* _Work required_
Scan the lines below; pull out those with "Mandatory".

* _Available records_
** Begin **
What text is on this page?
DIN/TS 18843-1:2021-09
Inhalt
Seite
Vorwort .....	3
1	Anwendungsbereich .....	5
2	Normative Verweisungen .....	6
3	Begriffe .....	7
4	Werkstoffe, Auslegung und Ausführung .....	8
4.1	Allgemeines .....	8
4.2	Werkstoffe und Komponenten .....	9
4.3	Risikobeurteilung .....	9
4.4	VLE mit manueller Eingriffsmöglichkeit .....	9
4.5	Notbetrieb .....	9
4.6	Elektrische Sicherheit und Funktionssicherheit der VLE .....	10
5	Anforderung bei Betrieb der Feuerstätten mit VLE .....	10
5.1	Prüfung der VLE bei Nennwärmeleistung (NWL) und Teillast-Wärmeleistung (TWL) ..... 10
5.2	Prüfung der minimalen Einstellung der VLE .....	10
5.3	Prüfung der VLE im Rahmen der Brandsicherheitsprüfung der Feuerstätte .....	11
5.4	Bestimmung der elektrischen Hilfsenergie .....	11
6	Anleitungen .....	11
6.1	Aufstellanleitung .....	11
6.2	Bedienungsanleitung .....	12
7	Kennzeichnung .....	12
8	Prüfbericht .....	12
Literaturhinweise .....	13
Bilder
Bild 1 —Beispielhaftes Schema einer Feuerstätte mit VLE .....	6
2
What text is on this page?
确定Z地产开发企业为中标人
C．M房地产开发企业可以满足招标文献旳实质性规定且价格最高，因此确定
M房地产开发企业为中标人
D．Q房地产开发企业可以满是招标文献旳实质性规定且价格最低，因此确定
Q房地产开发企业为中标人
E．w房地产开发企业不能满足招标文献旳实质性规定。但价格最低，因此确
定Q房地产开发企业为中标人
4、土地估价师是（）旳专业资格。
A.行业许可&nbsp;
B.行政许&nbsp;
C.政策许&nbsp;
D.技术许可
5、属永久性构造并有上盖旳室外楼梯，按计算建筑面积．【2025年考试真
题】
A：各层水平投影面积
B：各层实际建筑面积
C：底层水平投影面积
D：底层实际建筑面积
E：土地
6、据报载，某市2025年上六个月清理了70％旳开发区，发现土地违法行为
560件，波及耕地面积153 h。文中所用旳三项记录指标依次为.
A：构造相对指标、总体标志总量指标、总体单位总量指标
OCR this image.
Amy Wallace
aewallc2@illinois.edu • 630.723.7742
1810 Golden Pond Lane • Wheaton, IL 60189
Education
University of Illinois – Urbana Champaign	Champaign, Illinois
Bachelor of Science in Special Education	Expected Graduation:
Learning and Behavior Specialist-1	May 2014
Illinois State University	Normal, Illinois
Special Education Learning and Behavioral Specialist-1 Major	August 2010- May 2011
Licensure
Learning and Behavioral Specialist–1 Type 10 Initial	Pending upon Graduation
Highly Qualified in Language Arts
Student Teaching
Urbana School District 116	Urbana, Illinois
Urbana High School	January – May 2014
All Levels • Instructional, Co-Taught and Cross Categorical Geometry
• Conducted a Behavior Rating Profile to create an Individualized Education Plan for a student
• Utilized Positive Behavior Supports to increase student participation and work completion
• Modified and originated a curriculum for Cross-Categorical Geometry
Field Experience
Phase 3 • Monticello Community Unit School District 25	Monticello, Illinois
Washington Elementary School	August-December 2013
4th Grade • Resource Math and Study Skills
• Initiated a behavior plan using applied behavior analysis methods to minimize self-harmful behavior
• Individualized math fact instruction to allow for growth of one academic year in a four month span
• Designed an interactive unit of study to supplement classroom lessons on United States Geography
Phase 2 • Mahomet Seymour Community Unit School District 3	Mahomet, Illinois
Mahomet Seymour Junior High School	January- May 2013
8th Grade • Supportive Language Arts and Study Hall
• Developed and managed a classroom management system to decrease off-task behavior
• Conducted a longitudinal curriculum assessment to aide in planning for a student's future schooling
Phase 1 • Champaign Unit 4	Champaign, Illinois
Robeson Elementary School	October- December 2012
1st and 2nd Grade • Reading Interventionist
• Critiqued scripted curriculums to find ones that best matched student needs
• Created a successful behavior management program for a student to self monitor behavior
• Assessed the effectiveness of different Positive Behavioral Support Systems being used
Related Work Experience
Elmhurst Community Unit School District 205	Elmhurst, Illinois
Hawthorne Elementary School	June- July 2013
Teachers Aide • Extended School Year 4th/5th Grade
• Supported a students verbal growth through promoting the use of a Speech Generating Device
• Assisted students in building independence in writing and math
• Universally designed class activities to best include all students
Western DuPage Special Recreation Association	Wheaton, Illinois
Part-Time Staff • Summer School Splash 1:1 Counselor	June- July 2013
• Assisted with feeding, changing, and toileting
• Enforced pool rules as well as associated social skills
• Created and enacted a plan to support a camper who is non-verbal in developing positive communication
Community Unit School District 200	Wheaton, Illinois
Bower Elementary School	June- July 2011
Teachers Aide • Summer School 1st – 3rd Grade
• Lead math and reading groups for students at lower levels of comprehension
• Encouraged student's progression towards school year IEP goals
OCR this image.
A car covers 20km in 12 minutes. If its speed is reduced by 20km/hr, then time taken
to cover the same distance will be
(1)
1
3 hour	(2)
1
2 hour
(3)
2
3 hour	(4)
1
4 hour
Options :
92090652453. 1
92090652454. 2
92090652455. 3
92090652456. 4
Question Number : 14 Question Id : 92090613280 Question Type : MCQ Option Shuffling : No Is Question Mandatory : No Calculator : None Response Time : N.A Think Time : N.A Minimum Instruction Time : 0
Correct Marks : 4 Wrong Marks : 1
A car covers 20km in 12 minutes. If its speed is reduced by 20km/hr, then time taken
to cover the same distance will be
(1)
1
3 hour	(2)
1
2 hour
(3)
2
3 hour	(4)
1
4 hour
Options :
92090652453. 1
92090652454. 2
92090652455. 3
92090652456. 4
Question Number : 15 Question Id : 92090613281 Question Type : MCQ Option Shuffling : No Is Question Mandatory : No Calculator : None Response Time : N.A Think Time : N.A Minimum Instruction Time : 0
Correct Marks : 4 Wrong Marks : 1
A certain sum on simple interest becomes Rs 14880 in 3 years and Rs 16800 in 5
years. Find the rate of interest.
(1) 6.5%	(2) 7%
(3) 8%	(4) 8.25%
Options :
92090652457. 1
** End **
* _Response_
Question Number : 14 Question Id : 92090613280 Question Type : MCQ Option Shuffling : No Is Question Mandatory : No Calculator : None Response Time : N.A Think Time : N.A Minimum Instruction Time : 0
Question Number : 15 Question Id : 92090613281 Question Type : MCQ Option Shuffling : No Is Question Mandatory : No Calculator : None Response Time : N.A Think Time : N.A Minimum Instruction Time : 0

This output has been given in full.